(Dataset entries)
━━━
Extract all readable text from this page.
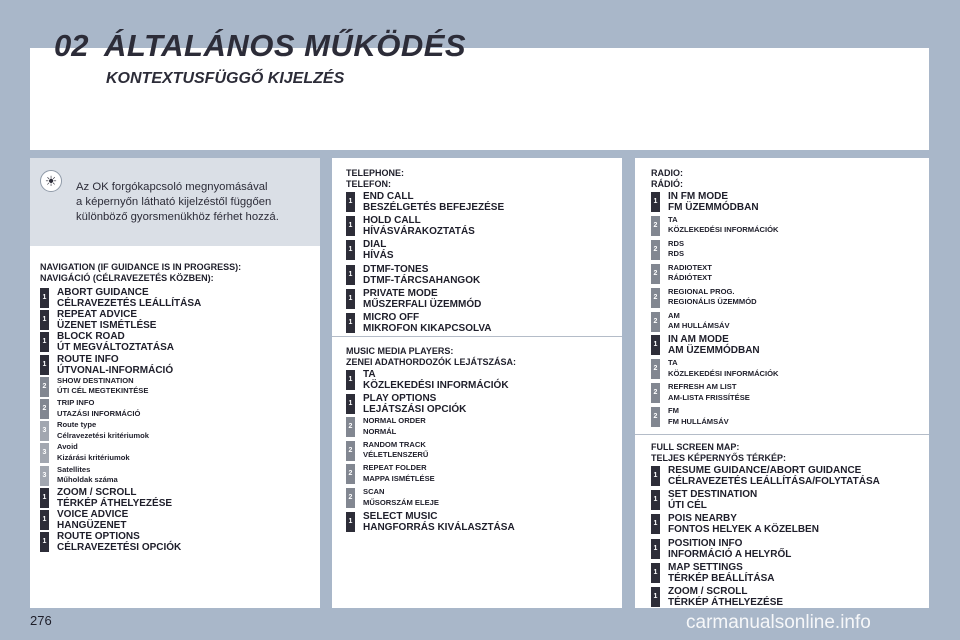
02 ÁLTALÁNOS MŰKÖDÉS
KONTEXTUSFÜGGŐ KIJELZÉS
☀	Az OK forgókapcsoló megnyomásával
a képernyőn látható kijelzéstől függően
különböző gyorsmenükhöz férhet hozzá.
NAVIGATION (IF GUIDANCE IS IN PROGRESS):
NAVIGÁCIÓ (CÉLRAVEZETÉS KÖZBEN):
1 ABORT GUIDANCE
CÉLRAVEZETÉS LEÁLLÍTÁSA
1 REPEAT ADVICE
ÜZENET ISMÉTLÉSE
1 BLOCK ROAD
ÚT MEGVÁLTOZTATÁSA
1 ROUTE INFO
ÚTVONAL-INFORMÁCIÓ
2
SHOW DESTINATION
ÚTI CÉL MEGTEKINTÉSE
2
TRIP INFO
UTAZÁSI INFORMÁCIÓ
3
Route type
Célravezetési kritériumok
3
Avoid
Kizárási kritériumok
3
Satellites
Műholdak száma
1 ZOOM / SCROLL
TÉRKÉP ÁTHELYEZÉSE
1 VOICE ADVICE
HANGÜZENET
1 ROUTE OPTIONS
CÉLRAVEZETÉSI OPCIÓK
TELEPHONE:
TELEFON:
1 END CALL
BESZÉLGETÉS BEFEJEZÉSE
1 HOLD CALL
HÍVÁSVÁRAKOZTATÁS
1 DIAL
HÍVÁS
1 DTMF-TONES
DTMF-TÁRCSAHANGOK
1 PRIVATE MODE
MŰSZERFALI ÜZEMMÓD
1 MICRO OFF
MIKROFON KIKAPCSOLVA
MUSIC MEDIA PLAYERS:
ZENEI ADATHORDOZÓK LEJÁTSZÁSA:
1 TA
KÖZLEKEDÉSI INFORMÁCIÓK
1 PLAY OPTIONS
LEJÁTSZÁSI OPCIÓK
2
NORMAL ORDER
NORMÁL
2
RANDOM TRACK
VÉLETLENSZERŰ
2
REPEAT FOLDER
MAPPA ISMÉTLÉSE
2
SCAN
MŰSORSZÁM ELEJE
1 SELECT MUSIC
HANGFORRÁS KIVÁLASZTÁSA
RADIO:
RÁDIÓ:
1 IN FM MODE
FM ÜZEMMÓDBAN
2
TA
KÖZLEKEDÉSI INFORMÁCIÓK
2
RDS
RDS
2
RADIOTEXT
RÁDIÓTEXT
2
REGIONAL PROG.
REGIONÁLIS ÜZEMMÓD
2
AM
AM HULLÁMSÁV
1 IN AM MODE
AM ÜZEMMÓDBAN
2
TA
KÖZLEKEDÉSI INFORMÁCIÓK
2
REFRESH AM LIST
AM-LISTA FRISSÍTÉSE
2
FM
FM HULLÁMSÁV
FULL SCREEN MAP:
TELJES KÉPERNYŐS TÉRKÉP:
1 RESUME GUIDANCE/ABORT GUIDANCE
CÉLRAVEZETÉS LEÁLLÍTÁSA/FOLYTATÁSA
1 SET DESTINATION
ÚTI CÉL
1 POIS NEARBY
FONTOS HELYEK A KÖZELBEN
1 POSITION INFO
INFORMÁCIÓ A HELYRŐL
1 MAP SETTINGS
TÉRKÉP BEÁLLÍTÁSA
1 ZOOM / SCROLL
TÉRKÉP ÁTHELYEZÉSE
276	carmanualsonline.info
━━━
Skip the images and write out the rest of the listing exactly.

Extract all readable text from this page.
02 ÁLTALÁNOS MŰKÖDÉS
KONTEXTUSFÜGGŐ KIJELZÉS
☀	Az OK forgókapcsoló megnyomásával
a képernyőn látható kijelzéstől függően
különböző gyorsmenükhöz férhet hozzá.
NAVIGATION (IF GUIDANCE IS IN PROGRESS):
NAVIGÁCIÓ (CÉLRAVEZETÉS KÖZBEN):
1 ABORT GUIDANCE
CÉLRAVEZETÉS LEÁLLÍTÁSA
1 REPEAT ADVICE
ÜZENET ISMÉTLÉSE
1 BLOCK ROAD
ÚT MEGVÁLTOZTATÁSA
1 ROUTE INFO
ÚTVONAL-INFORMÁCIÓ
2
SHOW DESTINATION
ÚTI CÉL MEGTEKINTÉSE
2
TRIP INFO
UTAZÁSI INFORMÁCIÓ
3
Route type
Célravezetési kritériumok
3
Avoid
Kizárási kritériumok
3
Satellites
Műholdak száma
1 ZOOM / SCROLL
TÉRKÉP ÁTHELYEZÉSE
1 VOICE ADVICE
HANGÜZENET
1 ROUTE OPTIONS
CÉLRAVEZETÉSI OPCIÓK
TELEPHONE:
TELEFON:
1 END CALL
BESZÉLGETÉS BEFEJEZÉSE
1 HOLD CALL
HÍVÁSVÁRAKOZTATÁS
1 DIAL
HÍVÁS
1 DTMF-TONES
DTMF-TÁRCSAHANGOK
1 PRIVATE MODE
MŰSZERFALI ÜZEMMÓD
1 MICRO OFF
MIKROFON KIKAPCSOLVA
MUSIC MEDIA PLAYERS:
ZENEI ADATHORDOZÓK LEJÁTSZÁSA:
1 TA
KÖZLEKEDÉSI INFORMÁCIÓK
1 PLAY OPTIONS
LEJÁTSZÁSI OPCIÓK
2
NORMAL ORDER
NORMÁL
2
RANDOM TRACK
VÉLETLENSZERŰ
2
REPEAT FOLDER
MAPPA ISMÉTLÉSE
2
SCAN
MŰSORSZÁM ELEJE
1 SELECT MUSIC
HANGFORRÁS KIVÁLASZTÁSA
RADIO:
RÁDIÓ:
1 IN FM MODE
FM ÜZEMMÓDBAN
2
TA
KÖZLEKEDÉSI INFORMÁCIÓK
2
RDS
RDS
2
RADIOTEXT
RÁDIÓTEXT
2
REGIONAL PROG.
REGIONÁLIS ÜZEMMÓD
2
AM
AM HULLÁMSÁV
1 IN AM MODE
AM ÜZEMMÓDBAN
2
TA
KÖZLEKEDÉSI INFORMÁCIÓK
2
REFRESH AM LIST
AM-LISTA FRISSÍTÉSE
2
FM
FM HULLÁMSÁV
FULL SCREEN MAP:
TELJES KÉPERNYŐS TÉRKÉP:
1 RESUME GUIDANCE/ABORT GUIDANCE
CÉLRAVEZETÉS LEÁLLÍTÁSA/FOLYTATÁSA
1 SET DESTINATION
ÚTI CÉL
1 POIS NEARBY
FONTOS HELYEK A KÖZELBEN
1 POSITION INFO
INFORMÁCIÓ A HELYRŐL
1 MAP SETTINGS
TÉRKÉP BEÁLLÍTÁSA
1 ZOOM / SCROLL
TÉRKÉP ÁTHELYEZÉSE
276	carmanualsonline.info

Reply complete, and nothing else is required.